Stored rows:

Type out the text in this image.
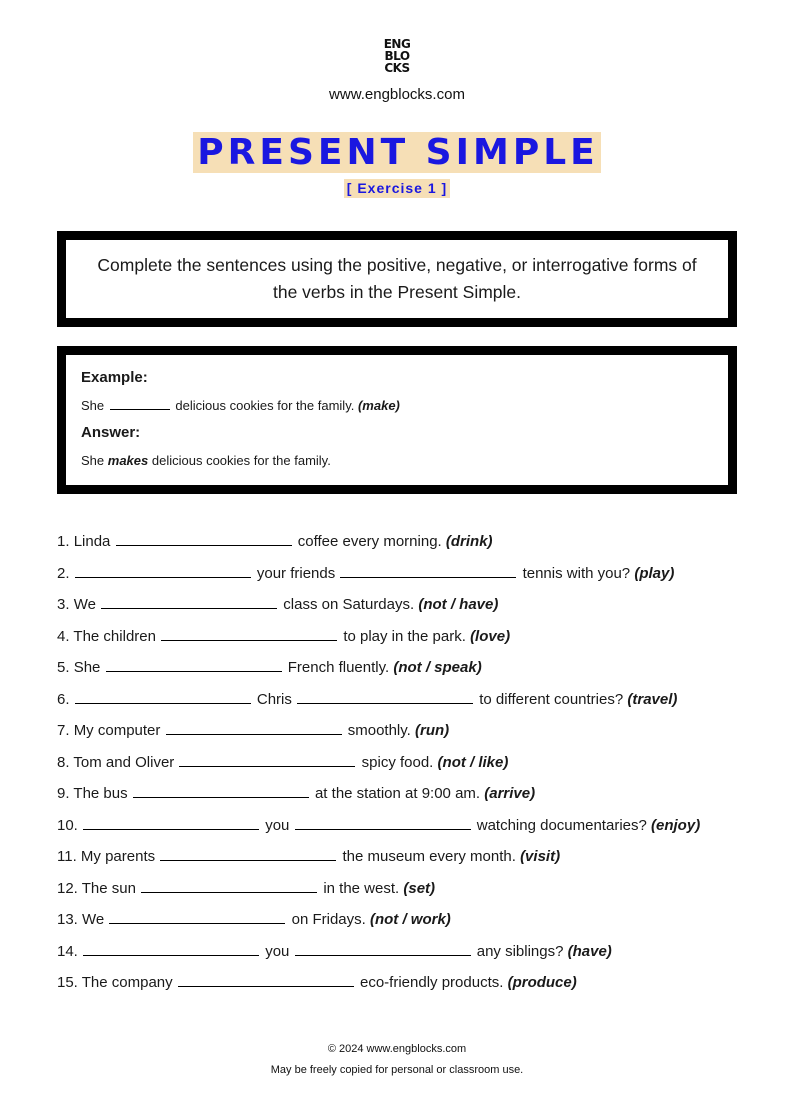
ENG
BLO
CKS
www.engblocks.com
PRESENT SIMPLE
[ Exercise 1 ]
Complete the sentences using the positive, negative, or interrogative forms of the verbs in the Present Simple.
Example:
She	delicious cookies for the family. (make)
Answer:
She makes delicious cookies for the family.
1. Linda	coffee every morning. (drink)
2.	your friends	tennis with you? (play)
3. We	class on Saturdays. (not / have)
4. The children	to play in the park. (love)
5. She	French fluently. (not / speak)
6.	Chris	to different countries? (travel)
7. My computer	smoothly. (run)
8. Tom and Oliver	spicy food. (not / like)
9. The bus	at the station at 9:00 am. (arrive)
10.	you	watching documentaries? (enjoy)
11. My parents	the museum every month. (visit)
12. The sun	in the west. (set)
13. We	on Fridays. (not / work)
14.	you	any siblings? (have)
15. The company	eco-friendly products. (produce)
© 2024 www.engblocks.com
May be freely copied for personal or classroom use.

What is asked: Using the material above, set down every line exactly, but skip the pictures.

Task answer:
Type out the text in this image.
ENG
BLO
CKS
www.engblocks.com
PRESENT SIMPLE
[ Exercise 1 ]
Complete the sentences using the positive, negative, or interrogative forms of the verbs in the Present Simple.
Example:
She	delicious cookies for the family. (make)
Answer:
She makes delicious cookies for the family.
1. Linda	coffee every morning. (drink)
2.	your friends	tennis with you? (play)
3. We	class on Saturdays. (not / have)
4. The children	to play in the park. (love)
5. She	French fluently. (not / speak)
6.	Chris	to different countries? (travel)
7. My computer	smoothly. (run)
8. Tom and Oliver	spicy food. (not / like)
9. The bus	at the station at 9:00 am. (arrive)
10.	you	watching documentaries? (enjoy)
11. My parents	the museum every month. (visit)
12. The sun	in the west. (set)
13. We	on Fridays. (not / work)
14.	you	any siblings? (have)
15. The company	eco-friendly products. (produce)
© 2024 www.engblocks.com
May be freely copied for personal or classroom use.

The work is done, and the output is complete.